— PASSAGE TO READ —
******

In 2017, The Danish Ministry of Finance published an analysis of Danish public IT-systems. The report concluded that 157 of 428 society or business-critical IT systems’ technical components (applications and IT-infrastructure) were not fully maintained [8]. Outdated software or hardware components can increase the risk of breakdowns, security breaches, and trouble the maintenance and the future development of the IT-systems maintained [8]. The Swedish National Audit Office conducted a similar analysis and found 70% of their IT-systems were outdated [9].

TD and the concept of legacy systems “discuss a state of software that is sub-optimal, time constrained, and explain how this state can decrease an organization’s development efficiency” [7, p. 80]. A considerable source of TD originates from software legacy [10], e.g. during continuous development of a system in an outdated environment. In this review, we focus solely on TDM.

TD studies are primarily published in Software Engineering, especially after Cunningham’s [2] introduction of the metaphor [3, 5, 11, 12]. However, Information Systems researchers have also published studies on TD [13, 14].

We found nine literature reviews and one tertiary review on TD and TDM (Appendix A). While these reviews offer important contributions, they only cover the literature up until 2017 and do not focus on examining methodology, use of theory or unit of analysis. In this study we aim to address these gaps.

We identify 49 TDM papers published within 2017–2020. We find the focus of the TD research fragmented: TD decreases morale, TD is difficult to measure, and numerous tools. The MTD workshops and a tertiary study encourage more research on strategies and management [P13, 3]. The papers primarily present data from open source projects and the private sector. This leaves a gap for research in the public sector. Finally, we offer a research agenda for Digital Government scholars on TDM.

1.1 Aim of the Study and Research Questions

This study reviews the latest published TDM papers (2017–2020). To the best of our knowledge, these papers have not been studied by other secondary studies. The TD field is rapidly evolving with nine secondary studies being published in the past six years. Our study indicates that the publishing rate has not decreased. In a four-year period, TD papers were published in 30 different outlets. This study introduces TD research and a research agenda to the Digital Government scholars. Therefore, we follow established guidelines for conducting systematic literature reviews within the Digital Government field [15, 16]. Our research questions are:

  • RQ1. How is TDM studied and in which fields? RQ1a: Which authors and fields have contributed to technical studies debt management since 2017? RQ1b: What are the methods, context, level of analysis and data level used? RQ1c: Which theories and theoretical concepts are applied?

  • RQ2. What does the TDM literature focus on? RQ2a Which topics are studied? RQ2b What do the findings show?

  • RQ3. What research agenda should the Digital Government scholars investigate in the context of TDM? RQ3a What suggestions does the literature have for future studies? RQ3b What are the identified knowledge gaps in the literature?

The following sections are organized as follows: 2) search process, 3) brief mapping of previous TD literature reviews, 4) analysis, 5) results and suggestions for future study, 6) discussion, limitations, and finally, 7) conclusion. The previous literature reviews, and the pool of papers are listed in Appendix A and B.

2 Search Process

The initial search for papers occurred from January to April 2019, with an updated search conducted in March 2020. We applied Webster and Watson’s [16] method for conducting systematic literature reviews (Fig. 1). Webster and Watson present a three-step process to search for papers [16].

******

— EXERCISE MATERIAL —
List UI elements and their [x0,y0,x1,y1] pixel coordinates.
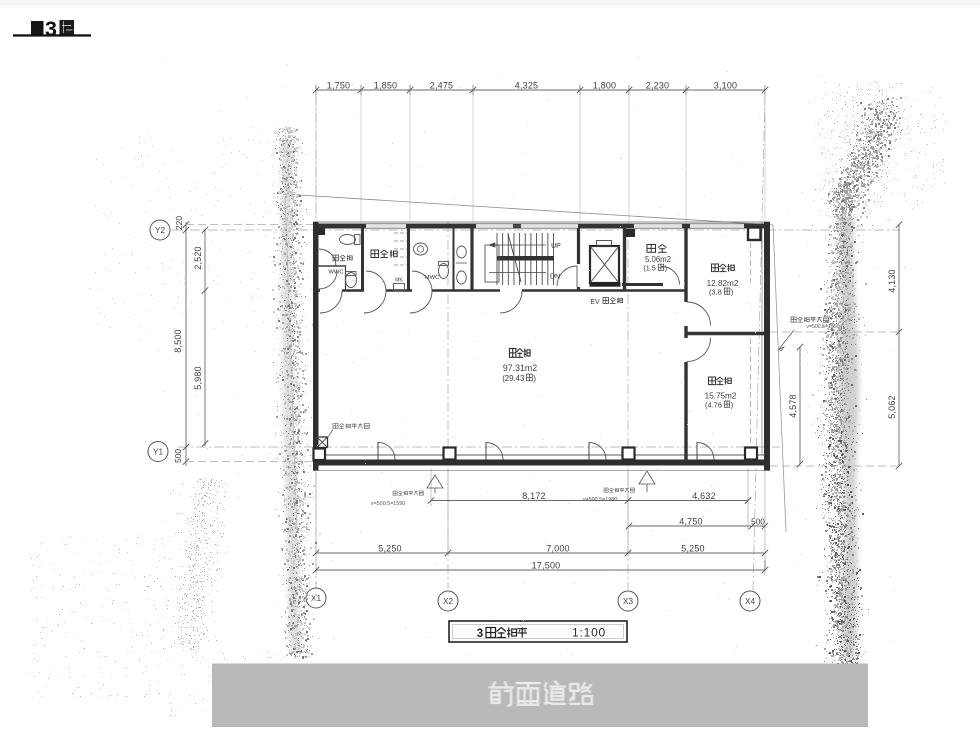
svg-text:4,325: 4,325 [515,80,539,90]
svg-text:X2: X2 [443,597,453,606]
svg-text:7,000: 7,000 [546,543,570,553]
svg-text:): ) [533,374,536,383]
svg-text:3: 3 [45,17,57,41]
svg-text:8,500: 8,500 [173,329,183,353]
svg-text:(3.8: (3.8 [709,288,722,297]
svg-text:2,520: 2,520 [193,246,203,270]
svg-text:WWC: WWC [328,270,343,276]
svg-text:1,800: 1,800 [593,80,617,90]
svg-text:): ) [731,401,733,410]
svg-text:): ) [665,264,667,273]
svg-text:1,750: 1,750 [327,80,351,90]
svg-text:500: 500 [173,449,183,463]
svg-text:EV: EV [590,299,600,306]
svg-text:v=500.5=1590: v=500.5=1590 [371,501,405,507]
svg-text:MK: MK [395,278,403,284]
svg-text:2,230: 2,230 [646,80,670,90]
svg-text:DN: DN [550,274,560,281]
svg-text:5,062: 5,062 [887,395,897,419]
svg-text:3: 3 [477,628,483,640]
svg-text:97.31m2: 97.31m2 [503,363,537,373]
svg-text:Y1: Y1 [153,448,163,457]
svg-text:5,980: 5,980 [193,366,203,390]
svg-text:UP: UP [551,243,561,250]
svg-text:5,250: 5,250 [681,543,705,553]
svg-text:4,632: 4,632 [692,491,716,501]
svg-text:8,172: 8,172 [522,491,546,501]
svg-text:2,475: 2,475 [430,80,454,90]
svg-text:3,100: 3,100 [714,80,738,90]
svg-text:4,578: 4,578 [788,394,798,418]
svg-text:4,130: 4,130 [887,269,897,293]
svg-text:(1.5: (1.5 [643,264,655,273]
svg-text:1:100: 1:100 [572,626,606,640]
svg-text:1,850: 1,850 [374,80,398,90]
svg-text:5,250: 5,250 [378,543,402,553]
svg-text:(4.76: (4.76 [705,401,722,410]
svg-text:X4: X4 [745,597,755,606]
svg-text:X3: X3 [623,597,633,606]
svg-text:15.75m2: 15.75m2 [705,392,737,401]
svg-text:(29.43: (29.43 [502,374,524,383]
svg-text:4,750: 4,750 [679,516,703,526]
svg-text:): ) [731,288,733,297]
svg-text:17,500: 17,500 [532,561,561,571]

******

— WHAT THIS EXERCISE ASKS —
(1) Answer these from the technical debt review text:
(a) According to the Danish Ministry of Finance analysis, how many of the 428 society or business-critical IT systems had technical components that were not fully maintained?
(b) How many TDM papers published within 2017–2020 does the study identify?
(c) When was the updated search for papers conducted?
(2) In the part of the entries that opens with the line containing "svg-text:4,325: 4,325 [515,80,539,90]" and closes with the line containing "svg-text:(3.8: (3.8 [709,288,722,297]", rewrite each line with "svg-text" changed to "text-node". Give only those lines.

— IN RESPONSE —
(1)
(a) 157
(b) 49
(c) March 2020

(2)
text-node:4,325: 4,325 [515,80,539,90]
text-node:X2: X2 [443,597,453,606]
text-node:7,000: 7,000 [546,543,570,553]
text-node:): ) [533,374,536,383]
text-node:3: 3 [45,17,57,41]
text-node:8,500: 8,500 [173,329,183,353]
text-node:(3.8: (3.8 [709,288,722,297]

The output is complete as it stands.